Whenever a line below holds the word "noar", copy that line.

[Start of INPUT RECORDS]

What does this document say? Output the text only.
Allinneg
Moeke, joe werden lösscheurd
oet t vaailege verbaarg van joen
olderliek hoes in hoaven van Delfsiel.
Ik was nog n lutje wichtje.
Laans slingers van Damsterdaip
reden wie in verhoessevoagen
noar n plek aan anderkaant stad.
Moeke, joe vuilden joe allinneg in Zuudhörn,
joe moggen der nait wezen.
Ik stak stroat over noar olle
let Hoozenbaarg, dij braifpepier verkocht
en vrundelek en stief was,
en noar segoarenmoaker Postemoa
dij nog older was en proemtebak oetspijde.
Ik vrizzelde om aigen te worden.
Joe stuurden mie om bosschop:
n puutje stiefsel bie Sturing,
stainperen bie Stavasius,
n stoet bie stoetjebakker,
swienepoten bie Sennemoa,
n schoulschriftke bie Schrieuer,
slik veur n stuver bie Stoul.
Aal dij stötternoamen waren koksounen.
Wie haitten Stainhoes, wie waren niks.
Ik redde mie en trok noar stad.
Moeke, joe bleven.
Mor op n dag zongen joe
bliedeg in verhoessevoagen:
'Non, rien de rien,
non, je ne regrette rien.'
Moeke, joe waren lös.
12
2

[End of INPUT RECORDS]

- [ANSWER TO THIS PROBLEM]:
noar n plek aan anderkaant stad.
Ik stak stroat over noar olle
en noar segoarenmoaker Postemoa
Ik redde mie en trok noar stad.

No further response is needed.